An exact copy of the records is required, minus the pictures they hold.
>> START Records for the exercise
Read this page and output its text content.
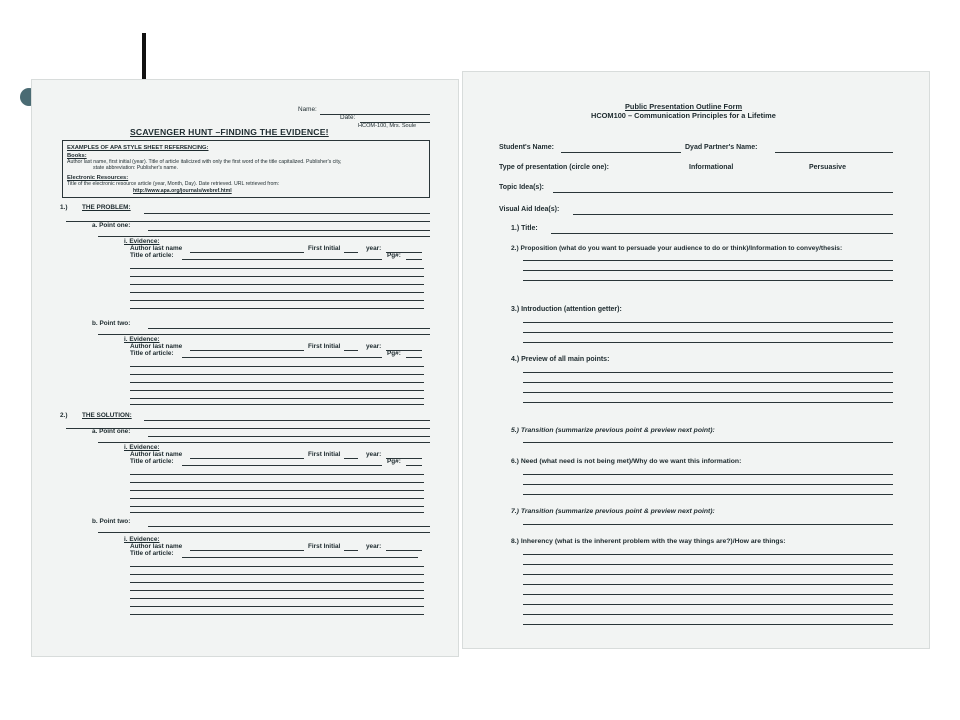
Name:
Date:
HCOM-100, Mrs. Soule
SCAVENGER HUNT –FINDING THE EVIDENCE!
EXAMPLES OF APA STYLE SHEET REFERENCING:
Books:
Author last name, first initial (year). Title of article italicized with only the first word of the title capitalized. Publisher's city,
state abbreviation: Publisher's name.
Electronic Resources:
Title of the electronic resource article (year, Month, Day). Date retrieved. URL retrieved from:
http://www.apa.org/journals/webref.html
1.) THE PROBLEM:
a. Point one:
i. Evidence:
Author last name	First Initial	year:
Title of article:	Pg#:
b. Point two:
i. Evidence:
Author last name	First Initial	year:
Title of article:	Pg#:
2.) THE SOLUTION:
a. Point one:
i. Evidence:
Author last name	First Initial	year:
Title of article:	Pg#:
b. Point two:
i. Evidence:
Author last name	First Initial	year:
Title of article:
Public Presentation Outline Form
HCOM100 – Communication Principles for a Lifetime
Student's Name:	Dyad Partner's Name:
Type of presentation (circle one):	Informational	Persuasive
Topic Idea(s):
Visual Aid Idea(s):
1.) Title:
2.) Proposition (what do you want to persuade your audience to do or think)/Information to convey/thesis:
3.) Introduction (attention getter):
4.) Preview of all main points:
5.) Transition (summarize previous point & preview next point):
6.) Need (what need is not being met)/Why do we want this information:
7.) Transition (summarize previous point & preview next point):
8.) Inherency (what is the inherent problem with the way things are?)/How are things:
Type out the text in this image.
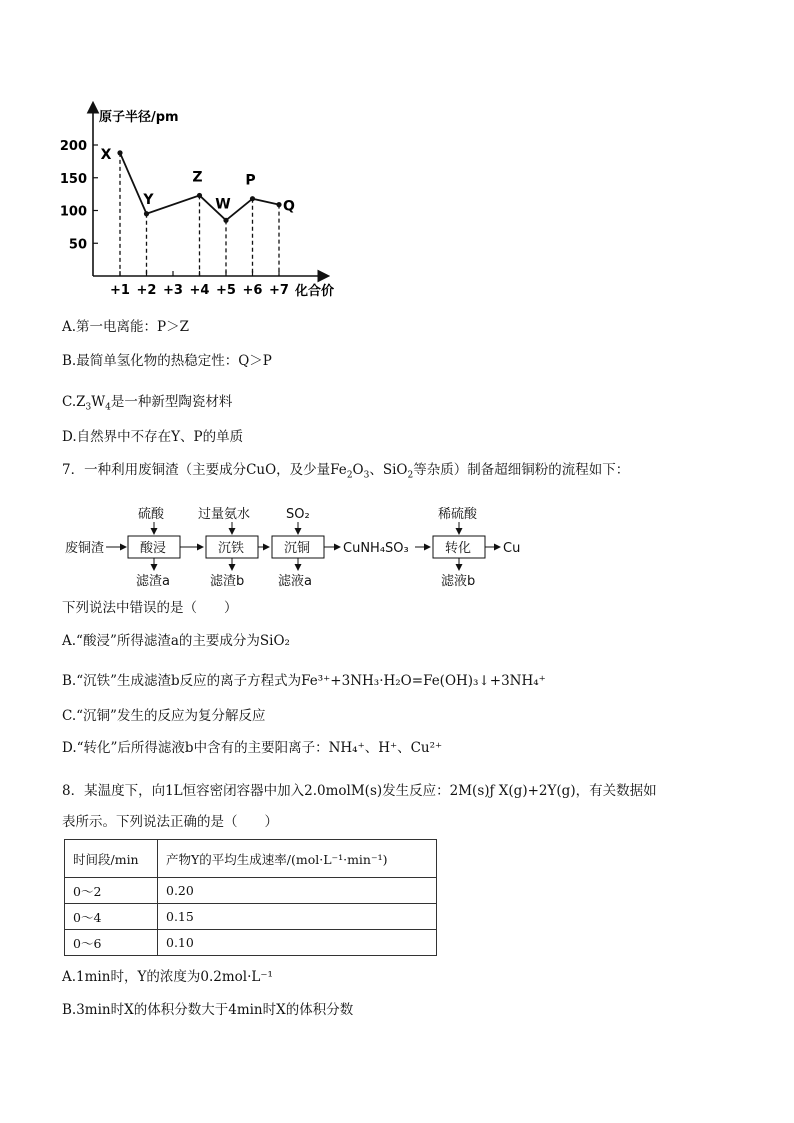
原子半径/pm
化合价
200
150
100
50
+1 +2 +3 +4 +5 +6 +7
X
Y
Z
W
P
Q
A.第一电离能：P＞Z
B.最简单氢化物的热稳定性：Q＞P
$C.Z_3W_4$是一种新型陶瓷材料
D.自然界中不存在Y、P的单质
7．一种利用废铜渣（主要成分CuO，及少量$Fe_2O_3$、SiO$_2$等杂质）制备超细铜粉的流程如下：
废铜渣	酸浸
硫酸
滤渣a
沉铁
过量氨水
滤渣b
沉铜
SO₂
滤液a
CuNH₄SO₃	转化
稀硫酸
滤液b
Cu
下列说法中错误的是（　　）
A.“酸浸”所得滤渣a的主要成分为SiO₂
B.“沉铁”生成滤渣b反应的离子方程式为Fe³⁺+3NH₃·H₂O=Fe(OH)₃↓+3NH₄⁺
C.“沉铜”发生的反应为复分解反应
D.“转化”后所得滤液b中含有的主要阳离子：NH₄⁺、H⁺、Cu²⁺
8．某温度下，向1L恒容密闭容器中加入2.0molM(s)发生反应：2M(s)ƒ X(g)+2Y(g)，有关数据如
表所示。下列说法正确的是（　　）
时间段/min	产物Y的平均生成速率/(mol·L⁻¹·min⁻¹)
0～2	0.20
0～4	0.15
0～6	0.10
A.1min时，Y的浓度为0.2mol·L⁻¹
B.3min时X的体积分数大于4min时X的体积分数
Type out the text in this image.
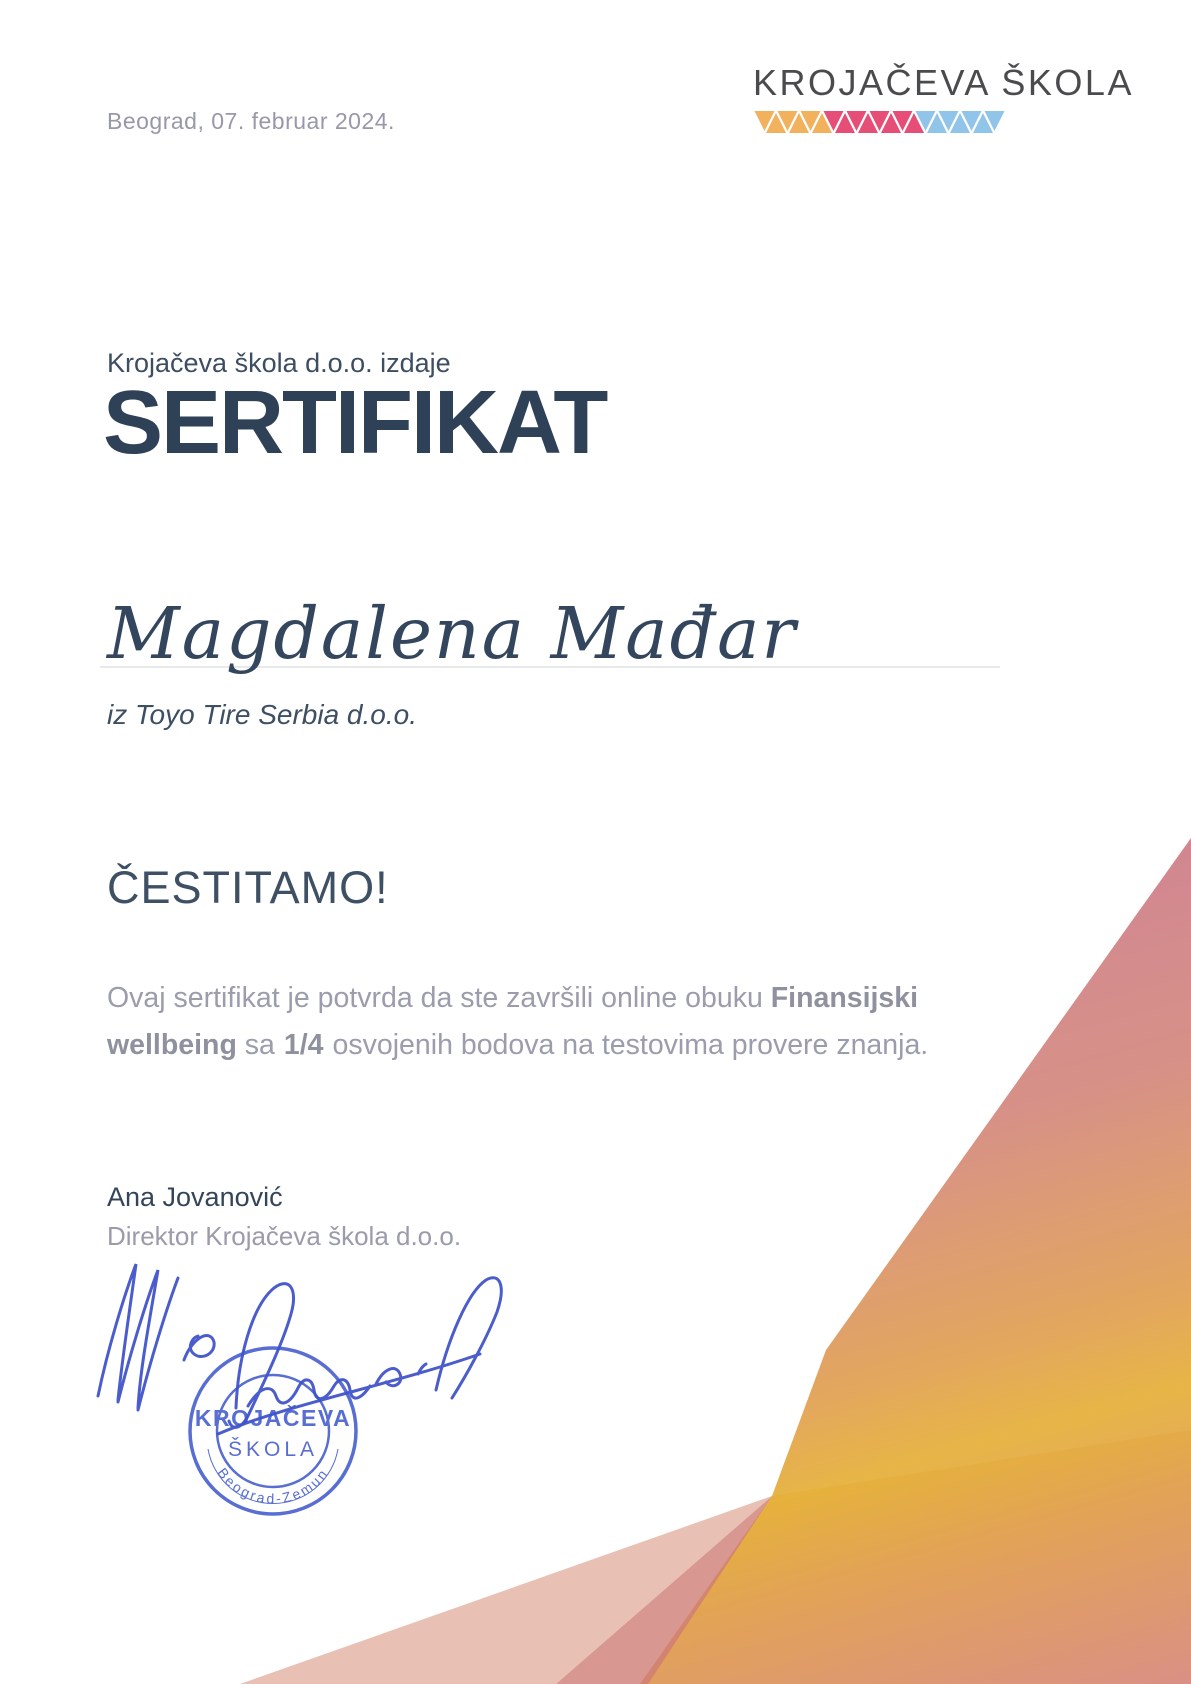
Beograd, 07. februar 2024.
KROJAČEVA ŠKOLA
Krojačeva škola d.o.o. izdaje
SERTIFIKAT
Magdalena Mađar
iz Toyo Tire Serbia d.o.o.
ČESTITAMO!

Ovaj sertifikat je potvrda da ste završili online obuku Finansijski wellbeing sa 1/4 osvojenih bodova na testovima provere znanja.

Ana Jovanović
Direktor Krojačeva škola d.o.o.
KROJAČEVA
ŠKOLA
Beograd-Zemun
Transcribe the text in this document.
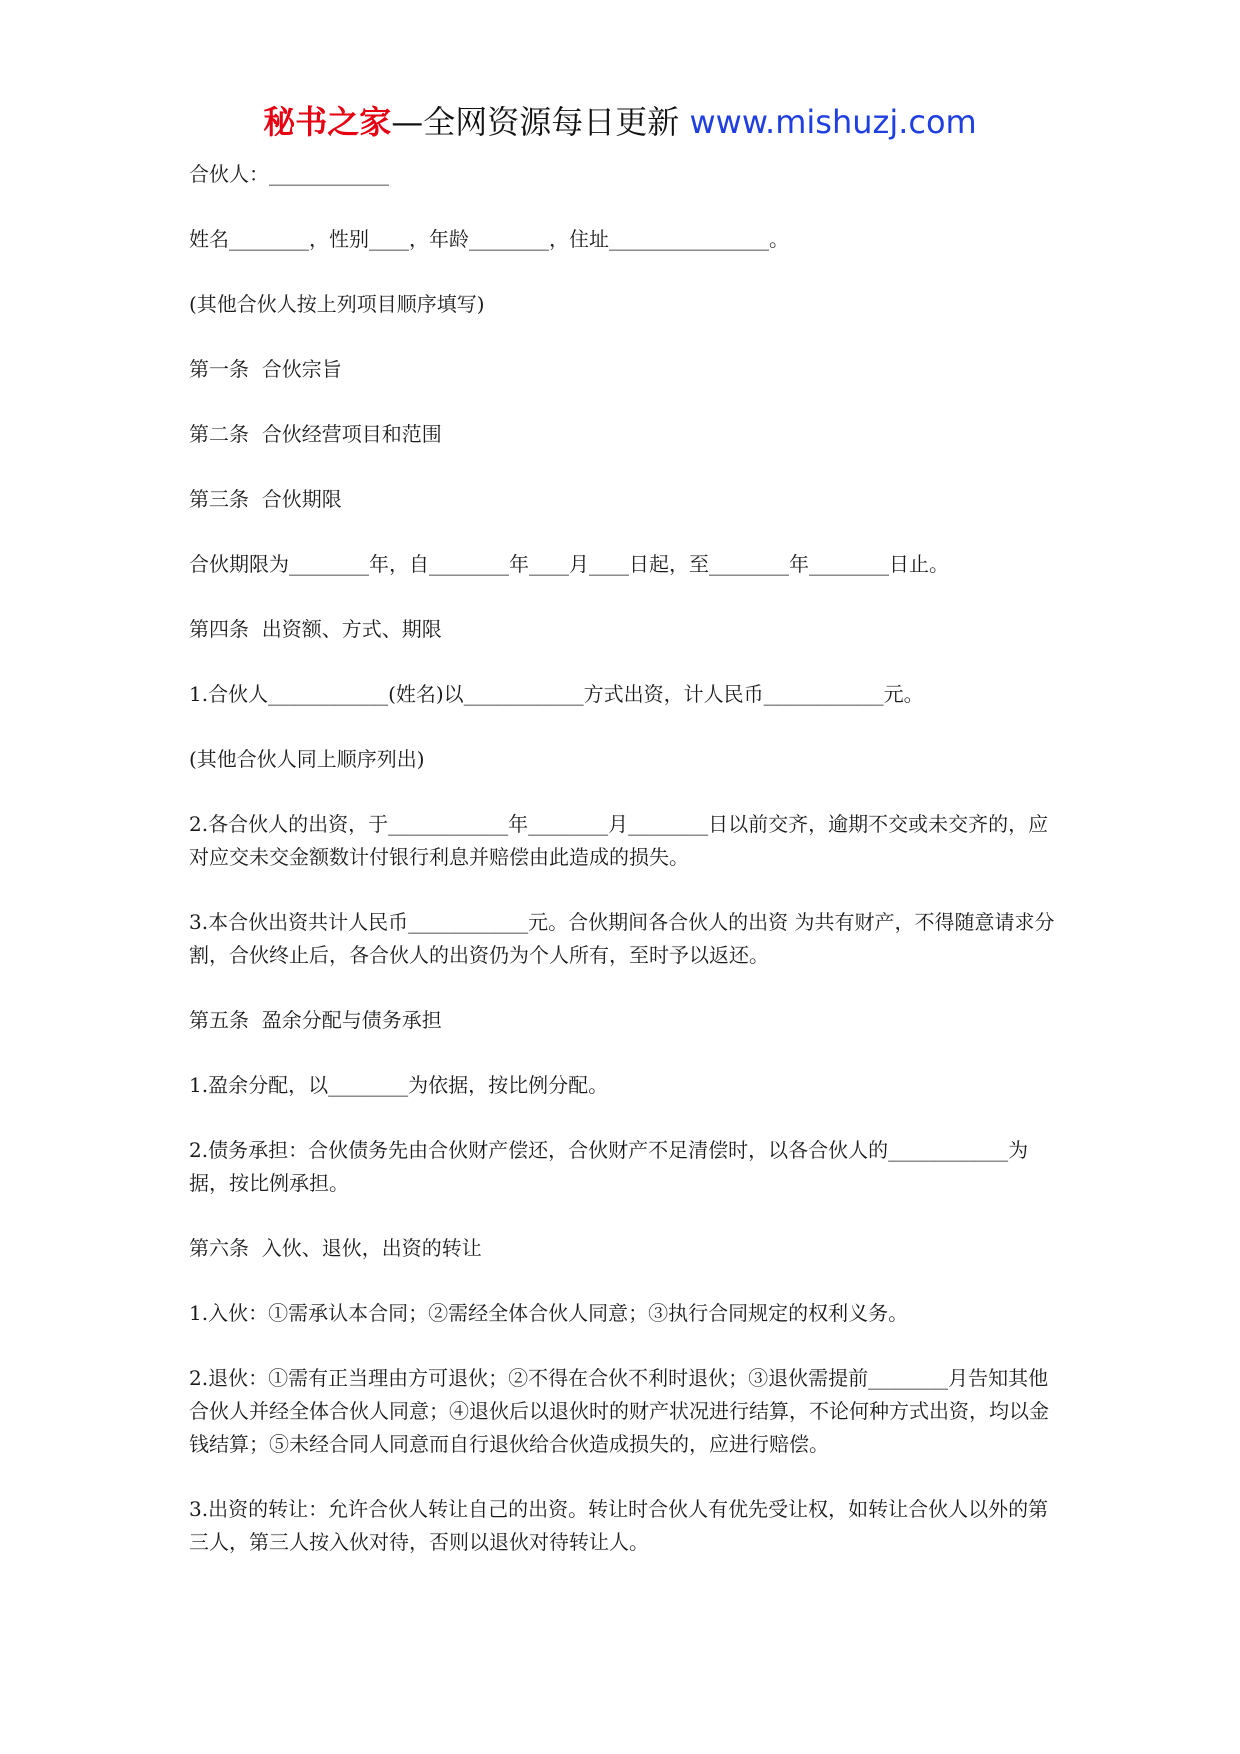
秘书之家—全网资源每日更新 www.mishuzj.com

合伙人：____________

姓名________，性别____，年龄________，住址________________。

(其他合伙人按上列项目顺序填写)

第一条  合伙宗旨

第二条  合伙经营项目和范围

第三条  合伙期限

合伙期限为________年，自________年____月____日起，至________年________日止。

第四条  出资额、方式、期限

1.合伙人____________(姓名)以____________方式出资，计人民币____________元。

(其他合伙人同上顺序列出)

2.各合伙人的出资，于____________年________月________日以前交齐，逾期不交或未交齐的，应对应交未交金额数计付银行利息并赔偿由此造成的损失。

3.本合伙出资共计人民币____________元。合伙期间各合伙人的出资 为共有财产，不得随意请求分割，合伙终止后，各合伙人的出资仍为个人所有，至时予以返还。

第五条  盈余分配与债务承担

1.盈余分配，以________为依据，按比例分配。

2.债务承担：合伙债务先由合伙财产偿还，合伙财产不足清偿时，以各合伙人的____________为据，按比例承担。

第六条  入伙、退伙，出资的转让

1.入伙：①需承认本合同；②需经全体合伙人同意；③执行合同规定的权利义务。

2.退伙：①需有正当理由方可退伙；②不得在合伙不利时退伙；③退伙需提前________月告知其他合伙人并经全体合伙人同意；④退伙后以退伙时的财产状况进行结算，不论何种方式出资，均以金钱结算；⑤未经合同人同意而自行退伙给合伙造成损失的，应进行赔偿。

3.出资的转让：允许合伙人转让自己的出资。转让时合伙人有优先受让权，如转让合伙人以外的第三人，第三人按入伙对待，否则以退伙对待转让人。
>> END Records for the exercise
Result of this exercise:
Read this page and output its text content.
Name:
Date:
HCOM-100, Mrs. Soule
SCAVENGER HUNT –FINDING THE EVIDENCE!
EXAMPLES OF APA STYLE SHEET REFERENCING:
Books:
Author last name, first initial (year). Title of article italicized with only the first word of the title capitalized. Publisher's city,
state abbreviation: Publisher's name.
Electronic Resources:
Title of the electronic resource article (year, Month, Day). Date retrieved. URL retrieved from:
http://www.apa.org/journals/webref.html
1.) THE PROBLEM:
a. Point one:
i. Evidence:
Author last name	First Initial	year:
Title of article:	Pg#:
b. Point two:
i. Evidence:
Author last name	First Initial	year:
Title of article:	Pg#:
2.) THE SOLUTION:
a. Point one:
i. Evidence:
Author last name	First Initial	year:
Title of article:	Pg#:
b. Point two:
i. Evidence:
Author last name	First Initial	year:
Title of article:
Public Presentation Outline Form
HCOM100 – Communication Principles for a Lifetime
Student's Name:	Dyad Partner's Name:
Type of presentation (circle one):	Informational	Persuasive
Topic Idea(s):
Visual Aid Idea(s):
1.) Title:
2.) Proposition (what do you want to persuade your audience to do or think)/Information to convey/thesis:
3.) Introduction (attention getter):
4.) Preview of all main points:
5.) Transition (summarize previous point & preview next point):
6.) Need (what need is not being met)/Why do we want this information:
7.) Transition (summarize previous point & preview next point):
8.) Inherency (what is the inherent problem with the way things are?)/How are things:
Type out the text in this image.
原子半径/pm
化合价
200
150
100
50
+1 +2 +3 +4 +5 +6 +7
X
Y
Z
W
P
Q
A.第一电离能：P＞Z
B.最简单氢化物的热稳定性：Q＞P
$C.Z_3W_4$是一种新型陶瓷材料
D.自然界中不存在Y、P的单质
7．一种利用废铜渣（主要成分CuO，及少量$Fe_2O_3$、SiO$_2$等杂质）制备超细铜粉的流程如下：
废铜渣	酸浸
硫酸
滤渣a
沉铁
过量氨水
滤渣b
沉铜
SO₂
滤液a
CuNH₄SO₃	转化
稀硫酸
滤液b
Cu
下列说法中错误的是（　　）
A.“酸浸”所得滤渣a的主要成分为SiO₂
B.“沉铁”生成滤渣b反应的离子方程式为Fe³⁺+3NH₃·H₂O=Fe(OH)₃↓+3NH₄⁺
C.“沉铜”发生的反应为复分解反应
D.“转化”后所得滤液b中含有的主要阳离子：NH₄⁺、H⁺、Cu²⁺
8．某温度下，向1L恒容密闭容器中加入2.0molM(s)发生反应：2M(s)ƒ X(g)+2Y(g)，有关数据如
表所示。下列说法正确的是（　　）
时间段/min	产物Y的平均生成速率/(mol·L⁻¹·min⁻¹)
0～2	0.20
0～4	0.15
0～6	0.10
A.1min时，Y的浓度为0.2mol·L⁻¹
B.3min时X的体积分数大于4min时X的体积分数
Type out the text in this image.
Beograd, 07. februar 2024.
KROJAČEVA ŠKOLA
Krojačeva škola d.o.o. izdaje
SERTIFIKAT
Magdalena Mađar
iz Toyo Tire Serbia d.o.o.
ČESTITAMO!

Ovaj sertifikat je potvrda da ste završili online obuku Finansijski wellbeing sa 1/4 osvojenih bodova na testovima provere znanja.

Ana Jovanović
Direktor Krojačeva škola d.o.o.
KROJAČEVA
ŠKOLA
Beograd-Zemun
Transcribe the text in this document.
秘书之家—全网资源每日更新 www.mishuzj.com

合伙人：____________

姓名________，性别____，年龄________，住址________________。

(其他合伙人按上列项目顺序填写)

第一条  合伙宗旨

第二条  合伙经营项目和范围

第三条  合伙期限

合伙期限为________年，自________年____月____日起，至________年________日止。

第四条  出资额、方式、期限

1.合伙人____________(姓名)以____________方式出资，计人民币____________元。

(其他合伙人同上顺序列出)

2.各合伙人的出资，于____________年________月________日以前交齐，逾期不交或未交齐的，应对应交未交金额数计付银行利息并赔偿由此造成的损失。

3.本合伙出资共计人民币____________元。合伙期间各合伙人的出资 为共有财产，不得随意请求分割，合伙终止后，各合伙人的出资仍为个人所有，至时予以返还。

第五条  盈余分配与债务承担

1.盈余分配，以________为依据，按比例分配。

2.债务承担：合伙债务先由合伙财产偿还，合伙财产不足清偿时，以各合伙人的____________为据，按比例承担。

第六条  入伙、退伙，出资的转让

1.入伙：①需承认本合同；②需经全体合伙人同意；③执行合同规定的权利义务。

2.退伙：①需有正当理由方可退伙；②不得在合伙不利时退伙；③退伙需提前________月告知其他合伙人并经全体合伙人同意；④退伙后以退伙时的财产状况进行结算，不论何种方式出资，均以金钱结算；⑤未经合同人同意而自行退伙给合伙造成损失的，应进行赔偿。

3.出资的转让：允许合伙人转让自己的出资。转让时合伙人有优先受让权，如转让合伙人以外的第三人，第三人按入伙对待，否则以退伙对待转让人。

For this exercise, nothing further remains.